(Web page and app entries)
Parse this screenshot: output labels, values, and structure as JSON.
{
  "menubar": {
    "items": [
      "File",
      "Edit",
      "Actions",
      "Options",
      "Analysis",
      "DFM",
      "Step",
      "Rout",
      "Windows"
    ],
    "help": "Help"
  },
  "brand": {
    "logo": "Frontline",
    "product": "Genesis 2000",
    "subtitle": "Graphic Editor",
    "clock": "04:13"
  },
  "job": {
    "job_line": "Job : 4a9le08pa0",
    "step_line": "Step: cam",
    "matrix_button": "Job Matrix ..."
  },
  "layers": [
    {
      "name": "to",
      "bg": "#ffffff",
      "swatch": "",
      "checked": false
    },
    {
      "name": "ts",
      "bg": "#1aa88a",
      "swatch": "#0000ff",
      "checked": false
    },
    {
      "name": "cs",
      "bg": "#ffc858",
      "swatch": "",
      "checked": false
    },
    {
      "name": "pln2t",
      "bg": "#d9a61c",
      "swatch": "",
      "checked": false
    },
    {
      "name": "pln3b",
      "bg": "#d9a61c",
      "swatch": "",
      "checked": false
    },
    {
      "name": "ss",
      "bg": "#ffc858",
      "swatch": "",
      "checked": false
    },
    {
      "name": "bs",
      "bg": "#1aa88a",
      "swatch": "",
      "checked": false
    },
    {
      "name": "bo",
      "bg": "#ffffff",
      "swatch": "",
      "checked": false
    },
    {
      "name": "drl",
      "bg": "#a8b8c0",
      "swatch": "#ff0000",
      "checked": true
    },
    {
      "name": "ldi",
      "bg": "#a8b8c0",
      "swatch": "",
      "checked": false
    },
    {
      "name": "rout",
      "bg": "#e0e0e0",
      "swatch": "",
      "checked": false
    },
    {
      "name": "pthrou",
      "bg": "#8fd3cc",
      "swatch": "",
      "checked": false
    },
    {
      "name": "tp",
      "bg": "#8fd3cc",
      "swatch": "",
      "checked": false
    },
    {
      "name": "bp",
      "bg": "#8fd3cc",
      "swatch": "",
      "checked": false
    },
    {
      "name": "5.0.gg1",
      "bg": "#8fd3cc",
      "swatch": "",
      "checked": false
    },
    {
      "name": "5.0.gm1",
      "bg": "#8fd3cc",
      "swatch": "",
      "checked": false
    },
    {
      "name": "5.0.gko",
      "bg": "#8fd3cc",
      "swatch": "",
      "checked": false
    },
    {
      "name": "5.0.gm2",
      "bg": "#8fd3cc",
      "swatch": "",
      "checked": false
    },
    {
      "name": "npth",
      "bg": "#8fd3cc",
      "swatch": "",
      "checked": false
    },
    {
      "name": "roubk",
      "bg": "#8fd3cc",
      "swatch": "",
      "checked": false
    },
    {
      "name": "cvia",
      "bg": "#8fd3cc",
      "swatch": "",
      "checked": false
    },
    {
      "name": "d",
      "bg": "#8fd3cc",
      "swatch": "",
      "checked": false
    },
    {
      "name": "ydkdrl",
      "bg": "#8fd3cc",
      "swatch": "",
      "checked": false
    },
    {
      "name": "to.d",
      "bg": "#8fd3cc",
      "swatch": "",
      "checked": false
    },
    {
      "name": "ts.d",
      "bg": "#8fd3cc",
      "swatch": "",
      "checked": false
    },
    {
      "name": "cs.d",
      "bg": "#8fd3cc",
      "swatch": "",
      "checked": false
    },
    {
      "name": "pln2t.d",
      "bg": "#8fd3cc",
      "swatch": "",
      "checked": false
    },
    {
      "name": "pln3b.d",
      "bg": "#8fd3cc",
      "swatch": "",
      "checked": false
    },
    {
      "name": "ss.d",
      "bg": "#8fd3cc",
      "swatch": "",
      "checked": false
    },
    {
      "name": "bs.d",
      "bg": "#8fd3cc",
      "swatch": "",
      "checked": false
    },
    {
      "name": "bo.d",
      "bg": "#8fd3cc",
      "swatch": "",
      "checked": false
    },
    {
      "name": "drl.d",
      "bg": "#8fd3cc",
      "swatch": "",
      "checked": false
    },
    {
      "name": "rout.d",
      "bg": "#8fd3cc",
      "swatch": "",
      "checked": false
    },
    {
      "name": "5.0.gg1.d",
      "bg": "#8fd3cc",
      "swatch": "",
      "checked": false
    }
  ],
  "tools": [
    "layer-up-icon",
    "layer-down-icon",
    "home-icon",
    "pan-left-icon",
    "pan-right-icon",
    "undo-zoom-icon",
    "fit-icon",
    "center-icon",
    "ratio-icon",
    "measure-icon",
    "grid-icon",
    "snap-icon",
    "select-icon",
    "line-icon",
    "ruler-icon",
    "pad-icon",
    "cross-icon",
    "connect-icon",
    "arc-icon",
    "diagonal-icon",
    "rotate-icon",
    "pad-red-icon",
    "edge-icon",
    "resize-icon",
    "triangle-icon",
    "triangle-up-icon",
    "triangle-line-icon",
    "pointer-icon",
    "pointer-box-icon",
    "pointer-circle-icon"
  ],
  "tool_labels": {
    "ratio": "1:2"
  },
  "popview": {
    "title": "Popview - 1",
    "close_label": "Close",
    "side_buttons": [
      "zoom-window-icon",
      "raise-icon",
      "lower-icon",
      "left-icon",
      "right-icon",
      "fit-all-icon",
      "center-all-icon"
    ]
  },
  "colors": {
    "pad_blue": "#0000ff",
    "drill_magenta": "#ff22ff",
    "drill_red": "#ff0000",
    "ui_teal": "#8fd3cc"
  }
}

**EXERCISE DESCRIPTION:** What this exercise asks for is an exact copy of all the records.

**WRITTEN RESPONSE:**
Parse this screenshot: output labels, values, and structure as JSON.
{
  "menubar": {
    "items": [
      "File",
      "Edit",
      "Actions",
      "Options",
      "Analysis",
      "DFM",
      "Step",
      "Rout",
      "Windows"
    ],
    "help": "Help"
  },
  "brand": {
    "logo": "Frontline",
    "product": "Genesis 2000",
    "subtitle": "Graphic Editor",
    "clock": "04:13"
  },
  "job": {
    "job_line": "Job : 4a9le08pa0",
    "step_line": "Step: cam",
    "matrix_button": "Job Matrix ..."
  },
  "layers": [
    {
      "name": "to",
      "bg": "#ffffff",
      "swatch": "",
      "checked": false
    },
    {
      "name": "ts",
      "bg": "#1aa88a",
      "swatch": "#0000ff",
      "checked": false
    },
    {
      "name": "cs",
      "bg": "#ffc858",
      "swatch": "",
      "checked": false
    },
    {
      "name": "pln2t",
      "bg": "#d9a61c",
      "swatch": "",
      "checked": false
    },
    {
      "name": "pln3b",
      "bg": "#d9a61c",
      "swatch": "",
      "checked": false
    },
    {
      "name": "ss",
      "bg": "#ffc858",
      "swatch": "",
      "checked": false
    },
    {
      "name": "bs",
      "bg": "#1aa88a",
      "swatch": "",
      "checked": false
    },
    {
      "name": "bo",
      "bg": "#ffffff",
      "swatch": "",
      "checked": false
    },
    {
      "name": "drl",
      "bg": "#a8b8c0",
      "swatch": "#ff0000",
      "checked": true
    },
    {
      "name": "ldi",
      "bg": "#a8b8c0",
      "swatch": "",
      "checked": false
    },
    {
      "name": "rout",
      "bg": "#e0e0e0",
      "swatch": "",
      "checked": false
    },
    {
      "name": "pthrou",
      "bg": "#8fd3cc",
      "swatch": "",
      "checked": false
    },
    {
      "name": "tp",
      "bg": "#8fd3cc",
      "swatch": "",
      "checked": false
    },
    {
      "name": "bp",
      "bg": "#8fd3cc",
      "swatch": "",
      "checked": false
    },
    {
      "name": "5.0.gg1",
      "bg": "#8fd3cc",
      "swatch": "",
      "checked": false
    },
    {
      "name": "5.0.gm1",
      "bg": "#8fd3cc",
      "swatch": "",
      "checked": false
    },
    {
      "name": "5.0.gko",
      "bg": "#8fd3cc",
      "swatch": "",
      "checked": false
    },
    {
      "name": "5.0.gm2",
      "bg": "#8fd3cc",
      "swatch": "",
      "checked": false
    },
    {
      "name": "npth",
      "bg": "#8fd3cc",
      "swatch": "",
      "checked": false
    },
    {
      "name": "roubk",
      "bg": "#8fd3cc",
      "swatch": "",
      "checked": false
    },
    {
      "name": "cvia",
      "bg": "#8fd3cc",
      "swatch": "",
      "checked": false
    },
    {
      "name": "d",
      "bg": "#8fd3cc",
      "swatch": "",
      "checked": false
    },
    {
      "name": "ydkdrl",
      "bg": "#8fd3cc",
      "swatch": "",
      "checked": false
    },
    {
      "name": "to.d",
      "bg": "#8fd3cc",
      "swatch": "",
      "checked": false
    },
    {
      "name": "ts.d",
      "bg": "#8fd3cc",
      "swatch": "",
      "checked": false
    },
    {
      "name": "cs.d",
      "bg": "#8fd3cc",
      "swatch": "",
      "checked": false
    },
    {
      "name": "pln2t.d",
      "bg": "#8fd3cc",
      "swatch": "",
      "checked": false
    },
    {
      "name": "pln3b.d",
      "bg": "#8fd3cc",
      "swatch": "",
      "checked": false
    },
    {
      "name": "ss.d",
      "bg": "#8fd3cc",
      "swatch": "",
      "checked": false
    },
    {
      "name": "bs.d",
      "bg": "#8fd3cc",
      "swatch": "",
      "checked": false
    },
    {
      "name": "bo.d",
      "bg": "#8fd3cc",
      "swatch": "",
      "checked": false
    },
    {
      "name": "drl.d",
      "bg": "#8fd3cc",
      "swatch": "",
      "checked": false
    },
    {
      "name": "rout.d",
      "bg": "#8fd3cc",
      "swatch": "",
      "checked": false
    },
    {
      "name": "5.0.gg1.d",
      "bg": "#8fd3cc",
      "swatch": "",
      "checked": false
    }
  ],
  "tools": [
    "layer-up-icon",
    "layer-down-icon",
    "home-icon",
    "pan-left-icon",
    "pan-right-icon",
    "undo-zoom-icon",
    "fit-icon",
    "center-icon",
    "ratio-icon",
    "measure-icon",
    "grid-icon",
    "snap-icon",
    "select-icon",
    "line-icon",
    "ruler-icon",
    "pad-icon",
    "cross-icon",
    "connect-icon",
    "arc-icon",
    "diagonal-icon",
    "rotate-icon",
    "pad-red-icon",
    "edge-icon",
    "resize-icon",
    "triangle-icon",
    "triangle-up-icon",
    "triangle-line-icon",
    "pointer-icon",
    "pointer-box-icon",
    "pointer-circle-icon"
  ],
  "tool_labels": {
    "ratio": "1:2"
  },
  "popview": {
    "title": "Popview - 1",
    "close_label": "Close",
    "side_buttons": [
      "zoom-window-icon",
      "raise-icon",
      "lower-icon",
      "left-icon",
      "right-icon",
      "fit-all-icon",
      "center-all-icon"
    ]
  },
  "colors": {
    "pad_blue": "#0000ff",
    "drill_magenta": "#ff22ff",
    "drill_red": "#ff0000",
    "ui_teal": "#8fd3cc"
  }
}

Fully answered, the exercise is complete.